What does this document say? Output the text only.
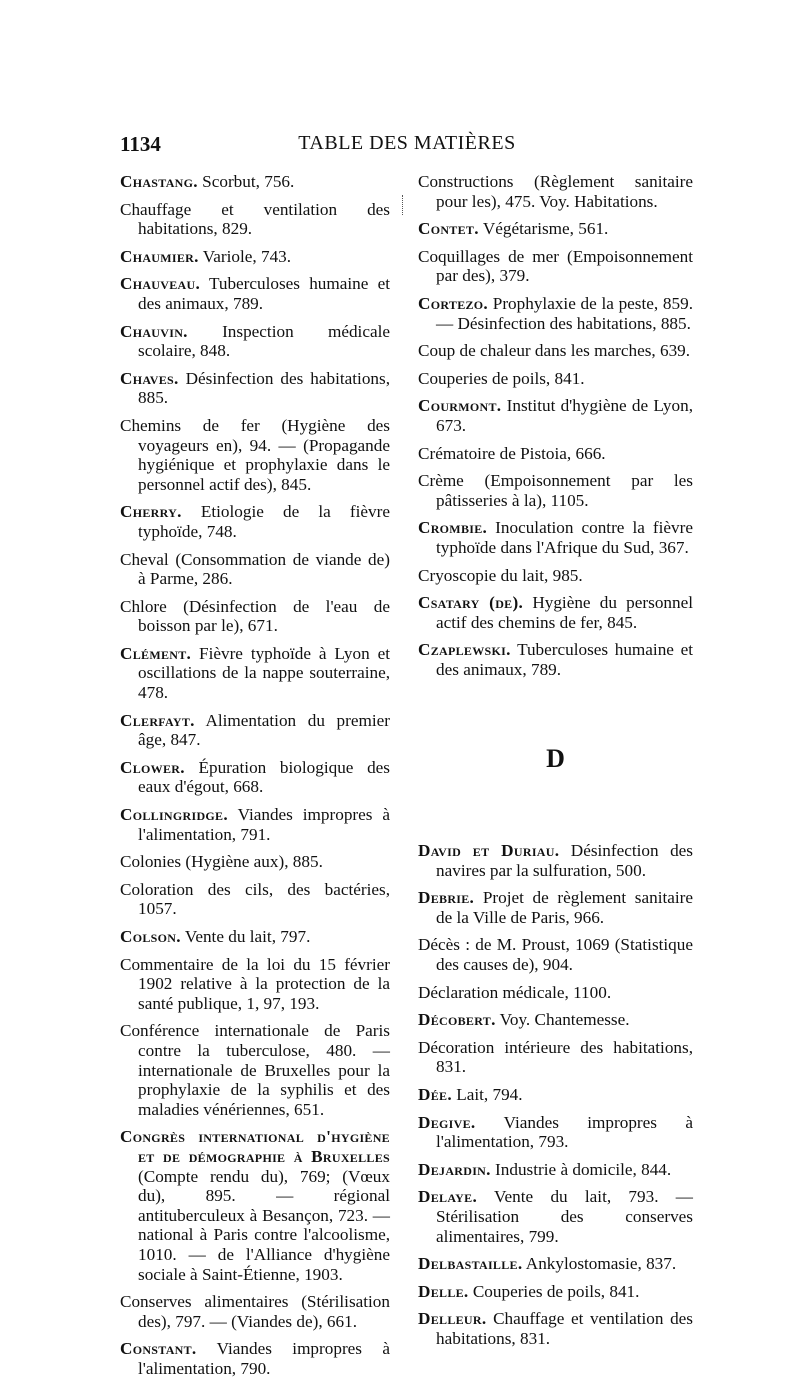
1134	TABLE DES MATIÈRES

Chastang. Scorbut, 756.

Chauffage et ventilation des habitations, 829.

Chaumier. Variole, 743.

Chauveau. Tuberculoses humaine et des animaux, 789.

Chauvin. Inspection médicale scolaire, 848.

Chaves. Désinfection des habitations, 885.

Chemins de fer (Hygiène des voyageurs en), 94. — (Propagande hygiénique et prophylaxie dans le personnel actif des), 845.

Cherry. Etiologie de la fièvre typhoïde, 748.

Cheval (Consommation de viande de) à Parme, 286.

Chlore (Désinfection de l'eau de boisson par le), 671.

Clément. Fièvre typhoïde à Lyon et oscillations de la nappe souterraine, 478.

Clerfayt. Alimentation du premier âge, 847.

Clower. Épuration biologique des eaux d'égout, 668.

Collingridge. Viandes impropres à l'alimentation, 791.

Colonies (Hygiène aux), 885.

Coloration des cils, des bactéries, 1057.

Colson. Vente du lait, 797.

Commentaire de la loi du 15 février 1902 relative à la protection de la santé publique, 1, 97, 193.

Conférence internationale de Paris contre la tuberculose, 480. — internationale de Bruxelles pour la prophylaxie de la syphilis et des maladies vénériennes, 651.

Congrès international d'hygiène et de démographie à Bruxelles (Compte rendu du), 769; (Vœux du), 895. — régional antituberculeux à Besançon, 723. — national à Paris contre l'alcoolisme, 1010. — de l'Alliance d'hygiène sociale à Saint-Étienne, 1903.

Conserves alimentaires (Stérilisation des), 797. — (Viandes de), 661.

Constant. Viandes impropres à l'alimentation, 790.

Constructions (Règlement sanitaire pour les), 475. Voy. Habitations.

Contet. Végétarisme, 561.

Coquillages de mer (Empoisonnement par des), 379.

Cortezo. Prophylaxie de la peste, 859. — Désinfection des habitations, 885.

Coup de chaleur dans les marches, 639.

Couperies de poils, 841.

Courmont. Institut d'hygiène de Lyon, 673.

Crématoire de Pistoia, 666.

Crème (Empoisonnement par les pâtisseries à la), 1105.

Crombie. Inoculation contre la fièvre typhoïde dans l'Afrique du Sud, 367.

Cryoscopie du lait, 985.

Csatary (de). Hygiène du personnel actif des chemins de fer, 845.

Czaplewski. Tuberculoses humaine et des animaux, 789.

D

David et Duriau. Désinfection des navires par la sulfuration, 500.

Debrie. Projet de règlement sanitaire de la Ville de Paris, 966.

Décès : de M. Proust, 1069 (Statistique des causes de), 904.

Déclaration médicale, 1100.

Décobert. Voy. Chantemesse.

Décoration intérieure des habitations, 831.

Dée. Lait, 794.

Degive. Viandes impropres à l'alimentation, 793.

Dejardin. Industrie à domicile, 844.

Delaye. Vente du lait, 793. — Stérilisation des conserves alimentaires, 799.

Delbastaille. Ankylostomasie, 837.

Delle. Couperies de poils, 841.

Delleur. Chauffage et ventilation des habitations, 831.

**Task requirements**: List all lines above in which the string "animaux" appears.

**Exercise output**:
Chauveau. Tuberculoses humaine et des animaux, 789.
Czaplewski. Tuberculoses humaine et des animaux, 789.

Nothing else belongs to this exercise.